**Input rows**
▬▬▬▬▬▬▬▬▬▬

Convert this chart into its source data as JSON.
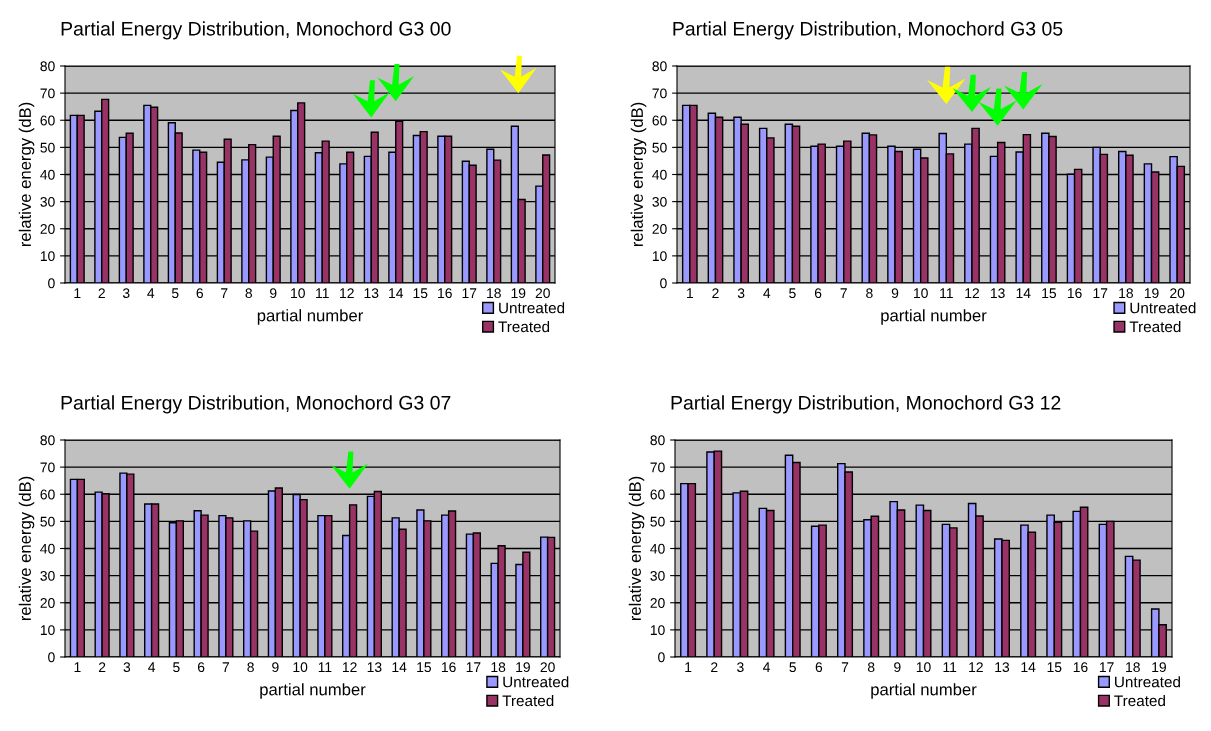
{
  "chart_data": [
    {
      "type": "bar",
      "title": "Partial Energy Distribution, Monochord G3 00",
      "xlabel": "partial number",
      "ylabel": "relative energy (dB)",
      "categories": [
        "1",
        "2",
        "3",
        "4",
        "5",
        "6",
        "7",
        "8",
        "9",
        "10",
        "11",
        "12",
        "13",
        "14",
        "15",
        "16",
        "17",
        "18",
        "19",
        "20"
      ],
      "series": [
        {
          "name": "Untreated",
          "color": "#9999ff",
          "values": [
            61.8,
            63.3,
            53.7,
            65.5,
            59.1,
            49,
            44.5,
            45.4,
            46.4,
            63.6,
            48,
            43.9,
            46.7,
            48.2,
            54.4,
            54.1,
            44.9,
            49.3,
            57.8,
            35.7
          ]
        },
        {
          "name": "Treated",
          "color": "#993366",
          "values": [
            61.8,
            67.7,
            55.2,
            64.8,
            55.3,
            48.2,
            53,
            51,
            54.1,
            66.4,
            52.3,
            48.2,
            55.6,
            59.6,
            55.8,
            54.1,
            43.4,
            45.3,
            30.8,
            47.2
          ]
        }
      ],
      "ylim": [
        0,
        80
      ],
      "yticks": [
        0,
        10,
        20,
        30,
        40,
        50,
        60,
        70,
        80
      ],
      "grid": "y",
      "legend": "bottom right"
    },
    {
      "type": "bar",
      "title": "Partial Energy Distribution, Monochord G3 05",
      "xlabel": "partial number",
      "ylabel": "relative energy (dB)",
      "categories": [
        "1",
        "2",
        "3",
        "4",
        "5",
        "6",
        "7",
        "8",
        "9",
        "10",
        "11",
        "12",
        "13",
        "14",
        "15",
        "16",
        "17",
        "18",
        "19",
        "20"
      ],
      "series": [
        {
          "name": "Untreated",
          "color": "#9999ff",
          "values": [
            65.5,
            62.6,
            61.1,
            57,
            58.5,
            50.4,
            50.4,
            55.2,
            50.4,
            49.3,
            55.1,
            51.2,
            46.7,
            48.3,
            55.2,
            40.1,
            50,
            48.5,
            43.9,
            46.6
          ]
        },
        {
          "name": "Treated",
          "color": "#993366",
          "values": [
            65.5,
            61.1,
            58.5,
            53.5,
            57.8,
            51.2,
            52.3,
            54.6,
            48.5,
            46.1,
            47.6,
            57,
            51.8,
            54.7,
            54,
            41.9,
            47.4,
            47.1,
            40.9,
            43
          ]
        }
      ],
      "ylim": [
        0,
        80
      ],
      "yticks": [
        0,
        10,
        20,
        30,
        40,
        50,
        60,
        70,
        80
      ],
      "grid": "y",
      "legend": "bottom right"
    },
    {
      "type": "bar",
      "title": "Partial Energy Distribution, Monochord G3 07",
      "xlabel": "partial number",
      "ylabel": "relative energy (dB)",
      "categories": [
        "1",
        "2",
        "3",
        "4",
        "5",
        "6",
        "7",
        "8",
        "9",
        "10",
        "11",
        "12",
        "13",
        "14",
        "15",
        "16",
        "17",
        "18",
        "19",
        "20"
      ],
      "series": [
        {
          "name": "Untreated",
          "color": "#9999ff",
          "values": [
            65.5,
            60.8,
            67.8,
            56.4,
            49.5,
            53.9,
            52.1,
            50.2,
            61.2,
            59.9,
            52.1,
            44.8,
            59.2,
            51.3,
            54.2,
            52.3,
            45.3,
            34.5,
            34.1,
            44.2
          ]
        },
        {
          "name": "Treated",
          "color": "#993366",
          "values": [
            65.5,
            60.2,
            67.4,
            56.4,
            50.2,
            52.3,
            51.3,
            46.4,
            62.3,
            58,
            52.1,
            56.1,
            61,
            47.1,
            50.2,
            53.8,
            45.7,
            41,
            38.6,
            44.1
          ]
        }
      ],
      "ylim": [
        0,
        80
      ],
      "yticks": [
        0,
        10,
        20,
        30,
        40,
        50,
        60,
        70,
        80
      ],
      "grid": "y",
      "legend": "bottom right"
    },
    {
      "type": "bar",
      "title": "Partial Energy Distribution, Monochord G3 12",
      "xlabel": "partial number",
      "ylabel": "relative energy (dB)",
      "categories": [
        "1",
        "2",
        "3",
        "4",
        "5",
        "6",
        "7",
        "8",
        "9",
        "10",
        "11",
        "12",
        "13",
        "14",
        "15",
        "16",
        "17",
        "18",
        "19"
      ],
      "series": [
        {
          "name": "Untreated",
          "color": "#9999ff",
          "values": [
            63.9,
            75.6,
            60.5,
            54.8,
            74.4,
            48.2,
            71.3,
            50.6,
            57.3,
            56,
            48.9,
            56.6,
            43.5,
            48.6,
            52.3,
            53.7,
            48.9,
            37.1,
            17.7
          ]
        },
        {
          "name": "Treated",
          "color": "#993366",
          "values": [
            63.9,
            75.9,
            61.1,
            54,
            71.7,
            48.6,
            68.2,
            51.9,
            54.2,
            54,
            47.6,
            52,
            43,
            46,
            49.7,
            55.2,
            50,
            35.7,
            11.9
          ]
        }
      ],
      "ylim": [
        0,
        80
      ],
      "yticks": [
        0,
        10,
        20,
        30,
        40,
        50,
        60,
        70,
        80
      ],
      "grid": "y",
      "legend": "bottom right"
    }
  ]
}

▬▬▬▬▬▬▬▬▬▬

Restate the data above exactly, stripping out each image.

Convert this chart into its source data as JSON.
{
  "chart_data": [
    {
      "type": "bar",
      "title": "Partial Energy Distribution, Monochord G3 00",
      "xlabel": "partial number",
      "ylabel": "relative energy (dB)",
      "categories": [
        "1",
        "2",
        "3",
        "4",
        "5",
        "6",
        "7",
        "8",
        "9",
        "10",
        "11",
        "12",
        "13",
        "14",
        "15",
        "16",
        "17",
        "18",
        "19",
        "20"
      ],
      "series": [
        {
          "name": "Untreated",
          "color": "#9999ff",
          "values": [
            61.8,
            63.3,
            53.7,
            65.5,
            59.1,
            49,
            44.5,
            45.4,
            46.4,
            63.6,
            48,
            43.9,
            46.7,
            48.2,
            54.4,
            54.1,
            44.9,
            49.3,
            57.8,
            35.7
          ]
        },
        {
          "name": "Treated",
          "color": "#993366",
          "values": [
            61.8,
            67.7,
            55.2,
            64.8,
            55.3,
            48.2,
            53,
            51,
            54.1,
            66.4,
            52.3,
            48.2,
            55.6,
            59.6,
            55.8,
            54.1,
            43.4,
            45.3,
            30.8,
            47.2
          ]
        }
      ],
      "ylim": [
        0,
        80
      ],
      "yticks": [
        0,
        10,
        20,
        30,
        40,
        50,
        60,
        70,
        80
      ],
      "grid": "y",
      "legend": "bottom right"
    },
    {
      "type": "bar",
      "title": "Partial Energy Distribution, Monochord G3 05",
      "xlabel": "partial number",
      "ylabel": "relative energy (dB)",
      "categories": [
        "1",
        "2",
        "3",
        "4",
        "5",
        "6",
        "7",
        "8",
        "9",
        "10",
        "11",
        "12",
        "13",
        "14",
        "15",
        "16",
        "17",
        "18",
        "19",
        "20"
      ],
      "series": [
        {
          "name": "Untreated",
          "color": "#9999ff",
          "values": [
            65.5,
            62.6,
            61.1,
            57,
            58.5,
            50.4,
            50.4,
            55.2,
            50.4,
            49.3,
            55.1,
            51.2,
            46.7,
            48.3,
            55.2,
            40.1,
            50,
            48.5,
            43.9,
            46.6
          ]
        },
        {
          "name": "Treated",
          "color": "#993366",
          "values": [
            65.5,
            61.1,
            58.5,
            53.5,
            57.8,
            51.2,
            52.3,
            54.6,
            48.5,
            46.1,
            47.6,
            57,
            51.8,
            54.7,
            54,
            41.9,
            47.4,
            47.1,
            40.9,
            43
          ]
        }
      ],
      "ylim": [
        0,
        80
      ],
      "yticks": [
        0,
        10,
        20,
        30,
        40,
        50,
        60,
        70,
        80
      ],
      "grid": "y",
      "legend": "bottom right"
    },
    {
      "type": "bar",
      "title": "Partial Energy Distribution, Monochord G3 07",
      "xlabel": "partial number",
      "ylabel": "relative energy (dB)",
      "categories": [
        "1",
        "2",
        "3",
        "4",
        "5",
        "6",
        "7",
        "8",
        "9",
        "10",
        "11",
        "12",
        "13",
        "14",
        "15",
        "16",
        "17",
        "18",
        "19",
        "20"
      ],
      "series": [
        {
          "name": "Untreated",
          "color": "#9999ff",
          "values": [
            65.5,
            60.8,
            67.8,
            56.4,
            49.5,
            53.9,
            52.1,
            50.2,
            61.2,
            59.9,
            52.1,
            44.8,
            59.2,
            51.3,
            54.2,
            52.3,
            45.3,
            34.5,
            34.1,
            44.2
          ]
        },
        {
          "name": "Treated",
          "color": "#993366",
          "values": [
            65.5,
            60.2,
            67.4,
            56.4,
            50.2,
            52.3,
            51.3,
            46.4,
            62.3,
            58,
            52.1,
            56.1,
            61,
            47.1,
            50.2,
            53.8,
            45.7,
            41,
            38.6,
            44.1
          ]
        }
      ],
      "ylim": [
        0,
        80
      ],
      "yticks": [
        0,
        10,
        20,
        30,
        40,
        50,
        60,
        70,
        80
      ],
      "grid": "y",
      "legend": "bottom right"
    },
    {
      "type": "bar",
      "title": "Partial Energy Distribution, Monochord G3 12",
      "xlabel": "partial number",
      "ylabel": "relative energy (dB)",
      "categories": [
        "1",
        "2",
        "3",
        "4",
        "5",
        "6",
        "7",
        "8",
        "9",
        "10",
        "11",
        "12",
        "13",
        "14",
        "15",
        "16",
        "17",
        "18",
        "19"
      ],
      "series": [
        {
          "name": "Untreated",
          "color": "#9999ff",
          "values": [
            63.9,
            75.6,
            60.5,
            54.8,
            74.4,
            48.2,
            71.3,
            50.6,
            57.3,
            56,
            48.9,
            56.6,
            43.5,
            48.6,
            52.3,
            53.7,
            48.9,
            37.1,
            17.7
          ]
        },
        {
          "name": "Treated",
          "color": "#993366",
          "values": [
            63.9,
            75.9,
            61.1,
            54,
            71.7,
            48.6,
            68.2,
            51.9,
            54.2,
            54,
            47.6,
            52,
            43,
            46,
            49.7,
            55.2,
            50,
            35.7,
            11.9
          ]
        }
      ],
      "ylim": [
        0,
        80
      ],
      "yticks": [
        0,
        10,
        20,
        30,
        40,
        50,
        60,
        70,
        80
      ],
      "grid": "y",
      "legend": "bottom right"
    }
  ]
}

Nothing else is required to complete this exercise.